Data listing.
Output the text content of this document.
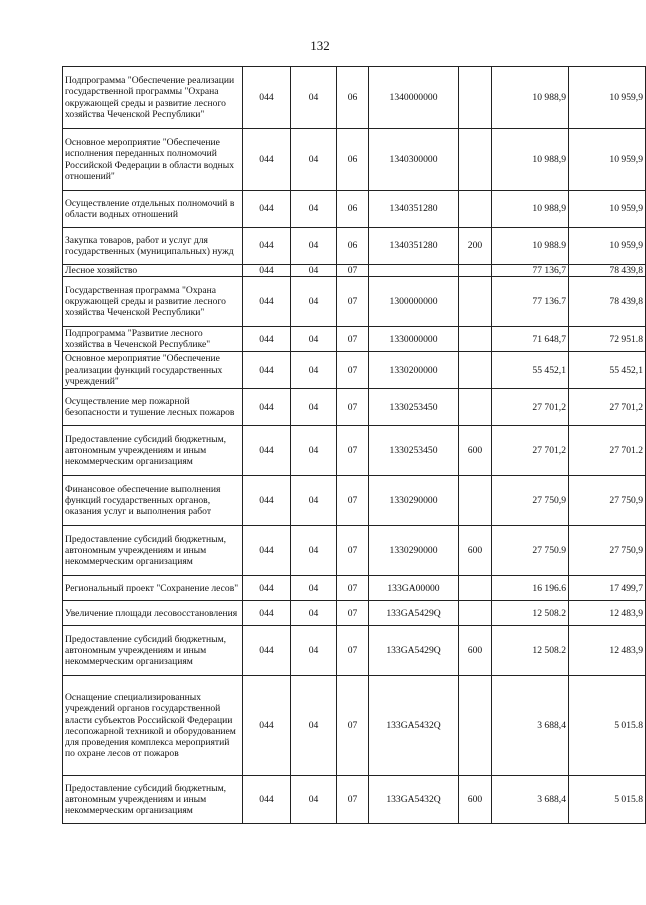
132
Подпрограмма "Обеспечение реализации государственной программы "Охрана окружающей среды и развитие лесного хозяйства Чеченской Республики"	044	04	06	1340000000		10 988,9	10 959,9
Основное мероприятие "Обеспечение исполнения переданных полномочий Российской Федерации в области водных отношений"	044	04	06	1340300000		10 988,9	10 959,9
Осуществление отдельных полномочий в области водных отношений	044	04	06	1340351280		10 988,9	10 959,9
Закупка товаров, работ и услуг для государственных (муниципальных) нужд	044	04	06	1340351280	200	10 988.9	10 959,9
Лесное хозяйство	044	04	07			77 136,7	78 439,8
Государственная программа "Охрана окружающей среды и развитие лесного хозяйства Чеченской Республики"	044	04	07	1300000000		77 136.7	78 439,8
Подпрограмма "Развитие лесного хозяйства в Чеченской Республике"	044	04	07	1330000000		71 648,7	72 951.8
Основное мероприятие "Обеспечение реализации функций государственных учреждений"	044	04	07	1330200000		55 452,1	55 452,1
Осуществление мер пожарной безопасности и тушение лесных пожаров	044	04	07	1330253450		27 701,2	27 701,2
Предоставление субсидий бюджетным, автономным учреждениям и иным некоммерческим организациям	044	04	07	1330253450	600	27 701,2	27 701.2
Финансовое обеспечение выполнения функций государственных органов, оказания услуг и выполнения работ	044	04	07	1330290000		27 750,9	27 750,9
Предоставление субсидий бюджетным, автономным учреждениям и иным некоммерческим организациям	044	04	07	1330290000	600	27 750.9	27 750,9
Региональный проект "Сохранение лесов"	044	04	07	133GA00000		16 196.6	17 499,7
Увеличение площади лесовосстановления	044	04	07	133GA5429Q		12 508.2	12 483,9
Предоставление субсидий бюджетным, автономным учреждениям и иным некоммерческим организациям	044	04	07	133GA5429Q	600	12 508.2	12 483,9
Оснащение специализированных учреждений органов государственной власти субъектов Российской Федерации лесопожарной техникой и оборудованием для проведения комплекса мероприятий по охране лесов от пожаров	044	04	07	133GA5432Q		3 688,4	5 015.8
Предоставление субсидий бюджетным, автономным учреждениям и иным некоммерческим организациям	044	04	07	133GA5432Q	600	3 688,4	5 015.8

WHAT NEEDS TO BE DONE. Images must not appear in the copy; reproduce everything else in the records verbatim.

WRITTEN SOLUTION.
Output the text content of this document.
132
Подпрограмма "Обеспечение реализации государственной программы "Охрана окружающей среды и развитие лесного хозяйства Чеченской Республики"	044	04	06	1340000000		10 988,9	10 959,9
Основное мероприятие "Обеспечение исполнения переданных полномочий Российской Федерации в области водных отношений"	044	04	06	1340300000		10 988,9	10 959,9
Осуществление отдельных полномочий в области водных отношений	044	04	06	1340351280		10 988,9	10 959,9
Закупка товаров, работ и услуг для государственных (муниципальных) нужд	044	04	06	1340351280	200	10 988.9	10 959,9
Лесное хозяйство	044	04	07			77 136,7	78 439,8
Государственная программа "Охрана окружающей среды и развитие лесного хозяйства Чеченской Республики"	044	04	07	1300000000		77 136.7	78 439,8
Подпрограмма "Развитие лесного хозяйства в Чеченской Республике"	044	04	07	1330000000		71 648,7	72 951.8
Основное мероприятие "Обеспечение реализации функций государственных учреждений"	044	04	07	1330200000		55 452,1	55 452,1
Осуществление мер пожарной безопасности и тушение лесных пожаров	044	04	07	1330253450		27 701,2	27 701,2
Предоставление субсидий бюджетным, автономным учреждениям и иным некоммерческим организациям	044	04	07	1330253450	600	27 701,2	27 701.2
Финансовое обеспечение выполнения функций государственных органов, оказания услуг и выполнения работ	044	04	07	1330290000		27 750,9	27 750,9
Предоставление субсидий бюджетным, автономным учреждениям и иным некоммерческим организациям	044	04	07	1330290000	600	27 750.9	27 750,9
Региональный проект "Сохранение лесов"	044	04	07	133GA00000		16 196.6	17 499,7
Увеличение площади лесовосстановления	044	04	07	133GA5429Q		12 508.2	12 483,9
Предоставление субсидий бюджетным, автономным учреждениям и иным некоммерческим организациям	044	04	07	133GA5429Q	600	12 508.2	12 483,9
Оснащение специализированных учреждений органов государственной власти субъектов Российской Федерации лесопожарной техникой и оборудованием для проведения комплекса мероприятий по охране лесов от пожаров	044	04	07	133GA5432Q		3 688,4	5 015.8
Предоставление субсидий бюджетным, автономным учреждениям и иным некоммерческим организациям	044	04	07	133GA5432Q	600	3 688,4	5 015.8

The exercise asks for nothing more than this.